→ **Document segment**:
'''

Skip to content

.fingerprint support (build.rs challenges) #3

@qknight

Description

@qknight

Problem

In order to support cargo iterative builds with the nix-backend, similar to the .fingerprint concept in the cargo-legacy backend, we have to solve a few hard problems. A project, your code you write and update, typically consists of one or several root crate(s) and they always use crates from crates.io which are added using cargo add serde.

A more complex rust project is the cargo implementation itself and is taken as an example here to illustrate the challenges.

The main nix problem boils down to: "how to generate a minimal list of input files for the sandboxed builds". This has to be solved for root crates and for build.rs crates. The other problem is how to support incremental rustc builds inside a nix builder sandbox without breaking the purity.

In short the challenges are:

  1. root unit(s) like lib/bin/...
  2. build.rs build_script_run phases
  3. incremental builds

recap: how is the source code passed into the nix builders (mkDerivation(s))

There are two concepts.

passing in most (project files) to src

This is the approach which works out of the box but triggers a full rebuild on all dependencies for actions like adding a space to the README.md (in the nix-backend).

src = builtins.filterSource
  (path: type:
    let base = baseNameOf path;
    in !(base == "target" || base == "result" || builtins.match "result-*" base != null)
) /home/nixos/tests/starship;

passing in a minimal subset (of project files) as src

This is ideal since nix then can track all the file changes of a subset of files and triggers rebuilds when needed. This is how .fingerprint is implemented in nix.

src = pkgs.lib.fileset.toSource {
  root = /home/nixos/cargo;
  fileset = pkgs.lib.fileset.unions [
    /home/nixos/cargo/Cargo.toml
    /home/nixos/cargo/Cargo.lock
  ];
};

Computing this list is a challenge.

diagram for cargo

Image

in depth

1. normal unit(s) (root crates)

main problem at the moment: we don't have a minimal list of files, i.e. dep-info, so we copy the project_dir in which triggers a rebuild for the given root crate with simple changes as adding a space in README.md

in theory we could implement this:

  1. we generate a runner which only runs rustc --emit=dep-info src/main.rs to generate a minimal file list and run this outside a nix sandbox
  2. we feed this list to the actual sandboxed builder (which we already have)
  3. we monitor the input files from (1.) for changes and start with running (1.) when we see changes

running (1.) is very slow and takes 6 seconds for the cargo (lib) crate alone but it is still better than compiling everything.

'''

→ **Provided material**:
'''

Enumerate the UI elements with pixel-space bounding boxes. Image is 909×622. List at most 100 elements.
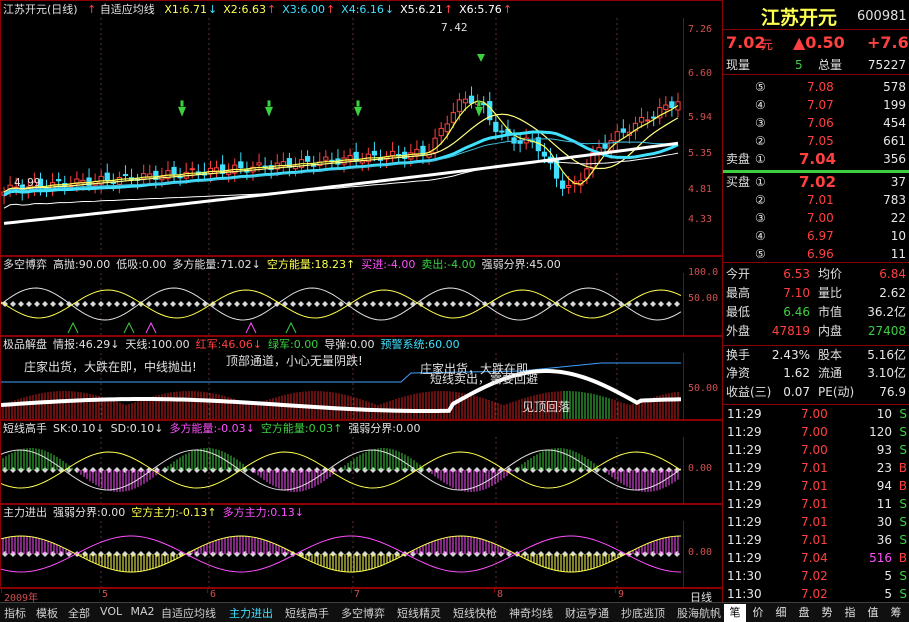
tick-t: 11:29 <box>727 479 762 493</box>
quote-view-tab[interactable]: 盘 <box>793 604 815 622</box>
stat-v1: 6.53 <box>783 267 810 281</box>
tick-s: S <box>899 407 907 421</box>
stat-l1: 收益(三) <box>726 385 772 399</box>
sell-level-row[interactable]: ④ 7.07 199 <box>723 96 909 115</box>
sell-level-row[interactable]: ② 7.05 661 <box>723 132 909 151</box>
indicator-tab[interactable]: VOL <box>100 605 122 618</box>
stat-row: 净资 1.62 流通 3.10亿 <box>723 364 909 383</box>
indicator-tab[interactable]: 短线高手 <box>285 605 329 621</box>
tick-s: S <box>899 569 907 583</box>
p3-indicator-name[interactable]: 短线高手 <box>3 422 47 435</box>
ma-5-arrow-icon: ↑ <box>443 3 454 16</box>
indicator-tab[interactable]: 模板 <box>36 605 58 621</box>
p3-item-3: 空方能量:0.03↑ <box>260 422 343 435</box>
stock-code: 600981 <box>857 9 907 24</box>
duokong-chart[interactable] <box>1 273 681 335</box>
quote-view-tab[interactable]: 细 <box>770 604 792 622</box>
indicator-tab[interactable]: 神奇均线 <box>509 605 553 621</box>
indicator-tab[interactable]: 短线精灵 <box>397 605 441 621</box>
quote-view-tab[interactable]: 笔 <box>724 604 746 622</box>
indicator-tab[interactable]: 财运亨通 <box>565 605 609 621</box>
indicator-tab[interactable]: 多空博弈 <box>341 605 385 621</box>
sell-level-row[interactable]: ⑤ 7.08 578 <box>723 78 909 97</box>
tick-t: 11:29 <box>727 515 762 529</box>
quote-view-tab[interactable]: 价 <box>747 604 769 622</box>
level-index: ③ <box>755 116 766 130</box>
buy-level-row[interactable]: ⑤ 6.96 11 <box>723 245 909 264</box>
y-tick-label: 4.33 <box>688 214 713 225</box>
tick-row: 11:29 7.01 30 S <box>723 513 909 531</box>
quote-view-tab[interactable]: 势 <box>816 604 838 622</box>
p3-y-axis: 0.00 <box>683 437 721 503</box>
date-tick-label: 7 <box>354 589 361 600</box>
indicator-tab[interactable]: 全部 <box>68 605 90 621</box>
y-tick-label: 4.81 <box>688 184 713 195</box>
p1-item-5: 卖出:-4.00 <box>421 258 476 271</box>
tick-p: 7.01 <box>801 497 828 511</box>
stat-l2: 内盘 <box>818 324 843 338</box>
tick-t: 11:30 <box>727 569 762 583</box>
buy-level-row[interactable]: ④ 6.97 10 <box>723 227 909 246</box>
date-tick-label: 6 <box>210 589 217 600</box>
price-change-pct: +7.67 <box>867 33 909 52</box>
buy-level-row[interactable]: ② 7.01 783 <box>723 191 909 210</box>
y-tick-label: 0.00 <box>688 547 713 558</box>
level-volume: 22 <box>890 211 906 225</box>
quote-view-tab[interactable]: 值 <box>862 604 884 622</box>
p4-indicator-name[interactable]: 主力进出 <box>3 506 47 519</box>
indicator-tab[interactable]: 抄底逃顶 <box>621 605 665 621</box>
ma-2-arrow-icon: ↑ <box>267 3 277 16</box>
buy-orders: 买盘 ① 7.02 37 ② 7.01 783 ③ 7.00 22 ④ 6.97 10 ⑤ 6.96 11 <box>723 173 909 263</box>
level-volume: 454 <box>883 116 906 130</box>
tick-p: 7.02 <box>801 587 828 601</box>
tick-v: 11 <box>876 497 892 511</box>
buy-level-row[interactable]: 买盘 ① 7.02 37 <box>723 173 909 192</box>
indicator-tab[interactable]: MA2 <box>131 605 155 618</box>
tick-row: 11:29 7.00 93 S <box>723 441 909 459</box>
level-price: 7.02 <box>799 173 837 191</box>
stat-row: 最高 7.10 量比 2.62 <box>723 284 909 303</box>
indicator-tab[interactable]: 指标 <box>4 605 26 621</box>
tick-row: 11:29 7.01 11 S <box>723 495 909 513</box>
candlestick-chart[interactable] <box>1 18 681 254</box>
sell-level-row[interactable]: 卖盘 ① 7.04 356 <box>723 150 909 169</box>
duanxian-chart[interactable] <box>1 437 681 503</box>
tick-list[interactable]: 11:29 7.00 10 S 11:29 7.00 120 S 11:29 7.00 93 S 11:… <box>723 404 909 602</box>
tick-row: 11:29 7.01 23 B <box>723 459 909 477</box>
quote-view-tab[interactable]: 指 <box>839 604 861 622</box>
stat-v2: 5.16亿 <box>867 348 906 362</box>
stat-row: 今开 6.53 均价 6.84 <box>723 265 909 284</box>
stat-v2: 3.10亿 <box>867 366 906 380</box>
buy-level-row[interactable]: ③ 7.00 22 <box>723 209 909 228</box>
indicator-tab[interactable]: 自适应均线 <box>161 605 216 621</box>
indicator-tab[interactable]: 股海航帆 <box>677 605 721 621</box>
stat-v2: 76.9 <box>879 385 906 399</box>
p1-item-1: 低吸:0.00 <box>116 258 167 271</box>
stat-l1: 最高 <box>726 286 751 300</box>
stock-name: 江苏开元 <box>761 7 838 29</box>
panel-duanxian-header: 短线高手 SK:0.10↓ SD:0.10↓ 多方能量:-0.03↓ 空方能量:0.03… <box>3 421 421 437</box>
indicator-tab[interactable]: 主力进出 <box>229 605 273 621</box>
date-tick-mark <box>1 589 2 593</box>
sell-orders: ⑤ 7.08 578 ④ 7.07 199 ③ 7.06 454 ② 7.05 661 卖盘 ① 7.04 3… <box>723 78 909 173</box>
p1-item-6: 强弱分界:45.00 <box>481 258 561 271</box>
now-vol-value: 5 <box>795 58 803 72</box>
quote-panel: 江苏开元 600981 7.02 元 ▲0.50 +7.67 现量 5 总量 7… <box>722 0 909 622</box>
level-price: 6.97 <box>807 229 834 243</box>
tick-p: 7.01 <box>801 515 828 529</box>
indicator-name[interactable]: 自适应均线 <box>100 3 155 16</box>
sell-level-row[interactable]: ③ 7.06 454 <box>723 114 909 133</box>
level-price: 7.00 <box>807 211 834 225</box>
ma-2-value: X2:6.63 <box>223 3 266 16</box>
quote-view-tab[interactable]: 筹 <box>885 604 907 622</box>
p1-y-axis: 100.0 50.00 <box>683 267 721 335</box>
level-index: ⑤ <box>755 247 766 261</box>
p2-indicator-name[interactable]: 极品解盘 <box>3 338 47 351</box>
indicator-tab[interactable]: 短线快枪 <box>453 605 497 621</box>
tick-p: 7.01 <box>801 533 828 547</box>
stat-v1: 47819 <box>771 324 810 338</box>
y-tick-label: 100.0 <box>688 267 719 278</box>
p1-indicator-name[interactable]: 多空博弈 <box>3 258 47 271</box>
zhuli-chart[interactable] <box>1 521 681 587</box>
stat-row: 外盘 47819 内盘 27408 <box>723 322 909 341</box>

'''
'''

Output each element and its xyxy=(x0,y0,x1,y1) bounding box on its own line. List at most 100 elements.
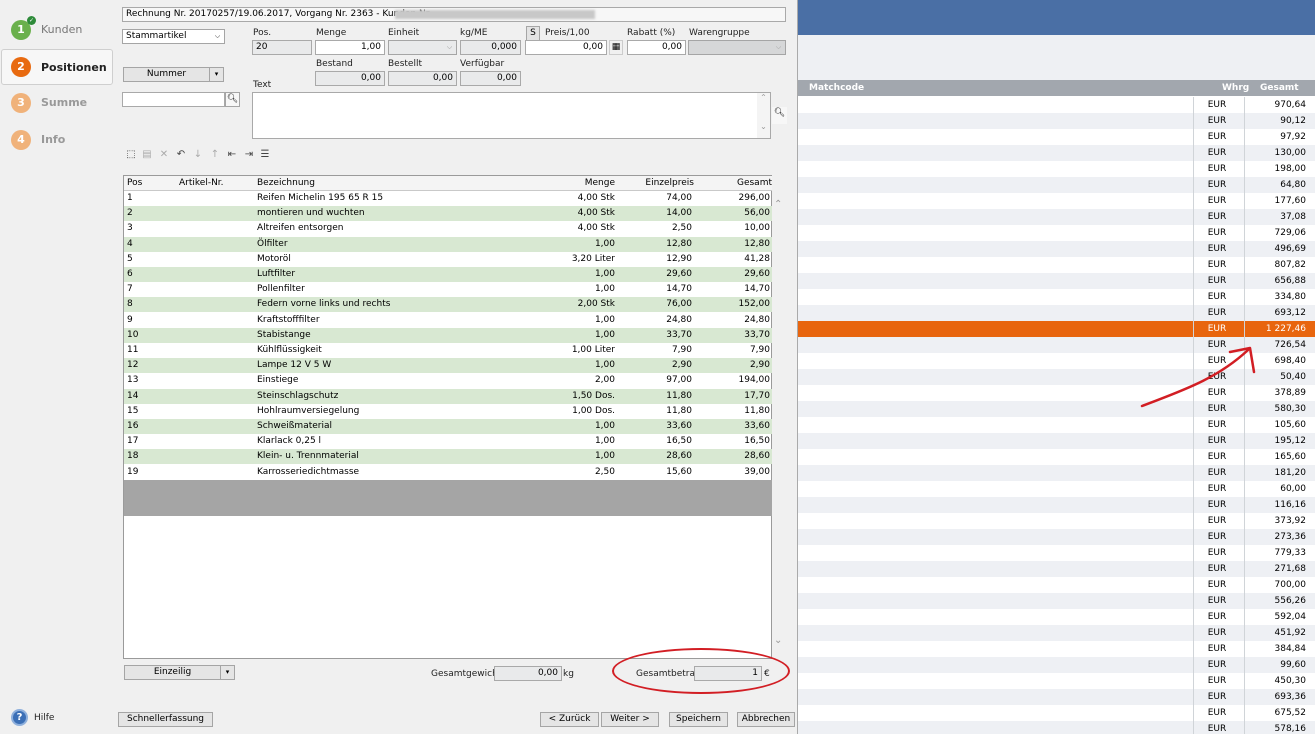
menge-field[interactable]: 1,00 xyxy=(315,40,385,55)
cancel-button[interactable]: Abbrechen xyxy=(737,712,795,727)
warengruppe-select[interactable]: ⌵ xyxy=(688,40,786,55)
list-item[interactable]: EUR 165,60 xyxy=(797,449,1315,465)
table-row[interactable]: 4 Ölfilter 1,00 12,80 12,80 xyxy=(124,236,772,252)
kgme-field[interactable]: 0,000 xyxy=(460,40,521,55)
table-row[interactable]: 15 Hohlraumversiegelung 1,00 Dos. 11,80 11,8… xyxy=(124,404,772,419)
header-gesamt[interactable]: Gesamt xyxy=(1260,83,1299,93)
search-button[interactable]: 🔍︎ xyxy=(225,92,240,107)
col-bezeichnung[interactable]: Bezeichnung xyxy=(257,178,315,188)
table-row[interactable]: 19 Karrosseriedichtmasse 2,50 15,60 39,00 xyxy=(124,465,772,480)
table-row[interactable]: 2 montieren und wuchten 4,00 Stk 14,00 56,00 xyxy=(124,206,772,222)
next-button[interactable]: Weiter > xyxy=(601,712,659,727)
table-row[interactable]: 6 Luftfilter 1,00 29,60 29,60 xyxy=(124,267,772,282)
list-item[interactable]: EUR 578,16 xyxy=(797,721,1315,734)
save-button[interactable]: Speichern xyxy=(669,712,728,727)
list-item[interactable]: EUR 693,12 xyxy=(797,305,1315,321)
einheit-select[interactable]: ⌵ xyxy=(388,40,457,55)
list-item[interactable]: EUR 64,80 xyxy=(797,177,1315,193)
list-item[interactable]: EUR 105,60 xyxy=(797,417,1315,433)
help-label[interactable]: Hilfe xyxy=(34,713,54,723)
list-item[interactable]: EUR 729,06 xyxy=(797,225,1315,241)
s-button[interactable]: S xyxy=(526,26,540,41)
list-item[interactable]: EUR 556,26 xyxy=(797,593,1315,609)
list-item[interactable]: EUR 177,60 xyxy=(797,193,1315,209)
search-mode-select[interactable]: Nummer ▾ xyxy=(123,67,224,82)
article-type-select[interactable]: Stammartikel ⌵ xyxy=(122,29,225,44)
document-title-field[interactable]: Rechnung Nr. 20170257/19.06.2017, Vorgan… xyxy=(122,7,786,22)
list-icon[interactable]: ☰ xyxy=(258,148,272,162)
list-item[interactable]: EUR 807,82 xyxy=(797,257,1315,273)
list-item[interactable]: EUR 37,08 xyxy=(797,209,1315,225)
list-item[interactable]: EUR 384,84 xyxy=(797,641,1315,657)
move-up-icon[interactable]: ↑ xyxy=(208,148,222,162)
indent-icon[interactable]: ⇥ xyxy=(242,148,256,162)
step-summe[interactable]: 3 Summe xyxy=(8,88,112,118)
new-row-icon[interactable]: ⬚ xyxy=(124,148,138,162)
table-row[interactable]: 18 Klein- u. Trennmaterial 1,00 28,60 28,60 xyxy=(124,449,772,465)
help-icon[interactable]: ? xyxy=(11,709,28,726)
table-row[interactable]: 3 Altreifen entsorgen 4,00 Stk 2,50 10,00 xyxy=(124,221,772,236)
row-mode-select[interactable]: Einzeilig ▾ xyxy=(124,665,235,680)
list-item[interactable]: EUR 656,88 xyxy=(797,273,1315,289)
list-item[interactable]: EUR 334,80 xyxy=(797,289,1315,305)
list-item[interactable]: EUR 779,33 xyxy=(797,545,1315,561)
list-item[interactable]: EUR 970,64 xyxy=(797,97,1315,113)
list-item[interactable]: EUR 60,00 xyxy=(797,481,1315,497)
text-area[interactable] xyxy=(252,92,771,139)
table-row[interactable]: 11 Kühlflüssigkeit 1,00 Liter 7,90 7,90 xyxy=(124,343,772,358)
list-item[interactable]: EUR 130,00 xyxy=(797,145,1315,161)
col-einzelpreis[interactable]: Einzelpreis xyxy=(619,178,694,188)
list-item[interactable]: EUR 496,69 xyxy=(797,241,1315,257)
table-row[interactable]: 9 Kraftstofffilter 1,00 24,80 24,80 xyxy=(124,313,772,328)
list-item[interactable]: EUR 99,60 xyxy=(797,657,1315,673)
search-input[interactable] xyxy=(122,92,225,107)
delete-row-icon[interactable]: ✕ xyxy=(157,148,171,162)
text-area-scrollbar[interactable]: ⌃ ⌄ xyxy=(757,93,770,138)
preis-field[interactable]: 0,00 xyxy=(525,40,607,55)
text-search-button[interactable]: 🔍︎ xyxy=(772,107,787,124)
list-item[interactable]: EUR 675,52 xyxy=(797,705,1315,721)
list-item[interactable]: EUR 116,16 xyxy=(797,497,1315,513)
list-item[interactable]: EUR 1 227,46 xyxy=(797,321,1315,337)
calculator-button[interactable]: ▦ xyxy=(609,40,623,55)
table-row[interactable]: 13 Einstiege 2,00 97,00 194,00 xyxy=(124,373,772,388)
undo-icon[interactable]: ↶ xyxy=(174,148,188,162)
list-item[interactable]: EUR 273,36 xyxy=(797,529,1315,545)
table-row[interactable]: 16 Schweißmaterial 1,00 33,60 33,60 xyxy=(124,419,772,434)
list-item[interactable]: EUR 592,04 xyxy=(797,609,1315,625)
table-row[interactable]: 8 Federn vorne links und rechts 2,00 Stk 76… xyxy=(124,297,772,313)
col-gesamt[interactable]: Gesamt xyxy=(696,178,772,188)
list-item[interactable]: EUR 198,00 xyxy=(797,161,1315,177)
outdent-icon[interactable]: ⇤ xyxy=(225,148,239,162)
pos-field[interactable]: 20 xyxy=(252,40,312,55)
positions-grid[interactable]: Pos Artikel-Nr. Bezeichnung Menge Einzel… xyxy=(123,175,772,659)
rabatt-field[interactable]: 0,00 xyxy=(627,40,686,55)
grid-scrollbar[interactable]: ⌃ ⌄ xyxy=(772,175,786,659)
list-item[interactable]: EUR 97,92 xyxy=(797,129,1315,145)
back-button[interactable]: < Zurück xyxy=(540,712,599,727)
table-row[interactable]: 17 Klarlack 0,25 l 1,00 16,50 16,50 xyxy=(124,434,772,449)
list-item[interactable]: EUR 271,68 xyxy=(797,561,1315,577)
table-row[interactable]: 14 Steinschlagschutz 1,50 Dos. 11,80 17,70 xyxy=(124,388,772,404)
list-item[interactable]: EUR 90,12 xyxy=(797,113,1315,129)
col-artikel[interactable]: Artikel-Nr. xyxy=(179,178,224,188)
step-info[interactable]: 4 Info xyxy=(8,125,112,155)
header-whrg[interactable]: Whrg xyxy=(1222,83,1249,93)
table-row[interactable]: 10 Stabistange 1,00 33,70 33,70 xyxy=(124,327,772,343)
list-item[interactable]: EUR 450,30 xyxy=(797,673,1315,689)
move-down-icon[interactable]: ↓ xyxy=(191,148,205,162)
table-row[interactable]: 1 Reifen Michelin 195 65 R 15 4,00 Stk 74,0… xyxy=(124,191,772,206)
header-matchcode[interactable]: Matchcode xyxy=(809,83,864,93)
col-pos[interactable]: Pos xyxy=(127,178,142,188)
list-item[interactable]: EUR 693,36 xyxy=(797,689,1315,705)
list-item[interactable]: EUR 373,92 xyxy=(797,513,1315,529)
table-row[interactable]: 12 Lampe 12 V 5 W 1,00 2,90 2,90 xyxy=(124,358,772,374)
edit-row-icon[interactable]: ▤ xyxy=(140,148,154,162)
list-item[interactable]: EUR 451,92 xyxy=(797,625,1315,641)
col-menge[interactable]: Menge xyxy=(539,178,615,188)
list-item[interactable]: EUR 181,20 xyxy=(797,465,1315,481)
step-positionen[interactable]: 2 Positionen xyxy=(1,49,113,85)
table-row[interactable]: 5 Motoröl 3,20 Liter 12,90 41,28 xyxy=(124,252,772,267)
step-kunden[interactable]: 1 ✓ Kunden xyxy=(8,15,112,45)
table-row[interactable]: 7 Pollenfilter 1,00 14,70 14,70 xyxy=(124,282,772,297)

'''
'''

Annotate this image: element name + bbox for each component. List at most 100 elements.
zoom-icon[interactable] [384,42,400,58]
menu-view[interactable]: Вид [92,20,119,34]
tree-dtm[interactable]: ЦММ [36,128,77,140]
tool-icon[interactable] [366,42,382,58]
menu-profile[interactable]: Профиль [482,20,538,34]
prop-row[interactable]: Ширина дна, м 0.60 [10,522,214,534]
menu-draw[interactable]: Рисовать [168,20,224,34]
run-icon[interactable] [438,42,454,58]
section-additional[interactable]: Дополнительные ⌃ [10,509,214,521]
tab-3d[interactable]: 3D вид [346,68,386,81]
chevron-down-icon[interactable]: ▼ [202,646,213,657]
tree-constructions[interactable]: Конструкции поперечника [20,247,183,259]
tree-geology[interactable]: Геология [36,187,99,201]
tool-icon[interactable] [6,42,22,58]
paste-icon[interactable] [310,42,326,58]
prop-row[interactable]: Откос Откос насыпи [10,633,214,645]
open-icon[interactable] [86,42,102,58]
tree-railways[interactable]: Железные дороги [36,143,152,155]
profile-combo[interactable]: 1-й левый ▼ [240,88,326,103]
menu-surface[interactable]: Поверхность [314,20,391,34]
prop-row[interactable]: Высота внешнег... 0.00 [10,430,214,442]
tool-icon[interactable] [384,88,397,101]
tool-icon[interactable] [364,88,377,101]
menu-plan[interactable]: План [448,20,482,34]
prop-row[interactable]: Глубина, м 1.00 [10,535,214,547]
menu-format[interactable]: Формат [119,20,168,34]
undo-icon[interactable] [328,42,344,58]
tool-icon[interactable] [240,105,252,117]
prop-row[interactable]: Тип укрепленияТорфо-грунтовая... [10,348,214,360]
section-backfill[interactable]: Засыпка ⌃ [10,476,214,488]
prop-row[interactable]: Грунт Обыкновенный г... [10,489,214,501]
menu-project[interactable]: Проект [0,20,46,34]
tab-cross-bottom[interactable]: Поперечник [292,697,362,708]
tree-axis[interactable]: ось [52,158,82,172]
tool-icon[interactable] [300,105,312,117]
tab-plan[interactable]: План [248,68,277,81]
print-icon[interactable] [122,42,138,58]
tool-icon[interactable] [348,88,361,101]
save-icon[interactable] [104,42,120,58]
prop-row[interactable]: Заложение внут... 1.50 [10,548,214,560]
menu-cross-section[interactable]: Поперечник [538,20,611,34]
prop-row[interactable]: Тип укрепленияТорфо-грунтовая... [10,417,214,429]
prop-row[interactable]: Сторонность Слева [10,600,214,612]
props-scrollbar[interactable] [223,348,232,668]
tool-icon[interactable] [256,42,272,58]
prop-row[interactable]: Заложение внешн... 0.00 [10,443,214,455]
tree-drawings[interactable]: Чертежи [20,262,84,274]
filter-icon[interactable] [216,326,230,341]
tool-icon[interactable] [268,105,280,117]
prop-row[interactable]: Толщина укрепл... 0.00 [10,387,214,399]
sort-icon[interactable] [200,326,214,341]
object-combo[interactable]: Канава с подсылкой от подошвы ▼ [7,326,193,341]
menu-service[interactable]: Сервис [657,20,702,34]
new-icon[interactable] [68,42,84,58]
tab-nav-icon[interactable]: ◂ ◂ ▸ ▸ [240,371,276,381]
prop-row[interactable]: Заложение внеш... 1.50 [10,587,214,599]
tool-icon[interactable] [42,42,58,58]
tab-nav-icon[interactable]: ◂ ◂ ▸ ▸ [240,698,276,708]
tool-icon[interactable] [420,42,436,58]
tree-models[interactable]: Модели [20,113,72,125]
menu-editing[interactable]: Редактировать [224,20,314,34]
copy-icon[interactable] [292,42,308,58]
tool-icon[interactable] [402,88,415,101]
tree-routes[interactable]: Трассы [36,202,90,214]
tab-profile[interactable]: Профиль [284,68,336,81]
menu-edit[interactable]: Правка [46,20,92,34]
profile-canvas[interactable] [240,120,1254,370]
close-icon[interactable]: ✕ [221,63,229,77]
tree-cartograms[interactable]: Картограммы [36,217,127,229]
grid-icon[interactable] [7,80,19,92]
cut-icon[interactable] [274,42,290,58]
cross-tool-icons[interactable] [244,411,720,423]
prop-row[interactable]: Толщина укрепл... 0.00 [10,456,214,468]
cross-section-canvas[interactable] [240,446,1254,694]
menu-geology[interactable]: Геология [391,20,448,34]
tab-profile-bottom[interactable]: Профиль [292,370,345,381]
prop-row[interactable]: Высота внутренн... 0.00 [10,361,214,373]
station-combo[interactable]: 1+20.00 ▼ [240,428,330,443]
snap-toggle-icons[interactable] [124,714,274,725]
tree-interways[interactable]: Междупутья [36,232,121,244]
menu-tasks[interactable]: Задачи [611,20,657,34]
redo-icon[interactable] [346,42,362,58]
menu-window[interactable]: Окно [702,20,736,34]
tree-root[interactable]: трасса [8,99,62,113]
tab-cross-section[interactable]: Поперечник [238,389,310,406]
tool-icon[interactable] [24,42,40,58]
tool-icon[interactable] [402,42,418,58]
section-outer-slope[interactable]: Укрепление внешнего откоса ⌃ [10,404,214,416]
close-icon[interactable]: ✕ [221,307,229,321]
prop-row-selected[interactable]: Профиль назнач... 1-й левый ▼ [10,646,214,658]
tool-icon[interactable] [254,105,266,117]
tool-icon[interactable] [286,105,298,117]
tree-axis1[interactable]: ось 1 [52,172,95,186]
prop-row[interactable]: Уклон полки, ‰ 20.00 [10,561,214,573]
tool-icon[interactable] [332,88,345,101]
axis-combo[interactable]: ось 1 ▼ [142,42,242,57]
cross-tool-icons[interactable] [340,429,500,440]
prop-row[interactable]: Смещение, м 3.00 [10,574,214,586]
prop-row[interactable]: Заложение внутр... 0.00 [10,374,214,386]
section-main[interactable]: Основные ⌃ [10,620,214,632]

'''

→ **Exercise tasks**:
1. Print the passage of the .fingerprint issue above that begins at the words "A more complex" and stops after the words "are two concepts.".
2. According to the .fingerprint issue, why is it worth running rustc --emit=dep-info to get a minimal file list even though that step is slow?

→ **Complete answers**:
1.
A more complex rust project is the cargo implementation itself and is taken as an example here to illustrate the challenges.

The main nix problem boils down to: "how to generate a minimal list of input files for the sandboxed builds". This has to be solved for root crates and for build.rs crates. The other problem is how to support incremental rustc builds inside a nix builder sandbox without breaking the purity.

In short the challenges are:

  1. root unit(s) like lib/bin/...
  2. build.rs build_script_run phases
  3. incremental builds

recap: how is the source code passed into the nix builders (mkDerivation(s))

There are two concepts.

2. Without a minimal list of files, the project_dir is copied in. Even a simple change, such as adding a space to README.md, then triggers a rebuild of the root crate. Running the dep-info step takes about 6 seconds for the cargo (lib) crate alone, but that is still better than compiling everything.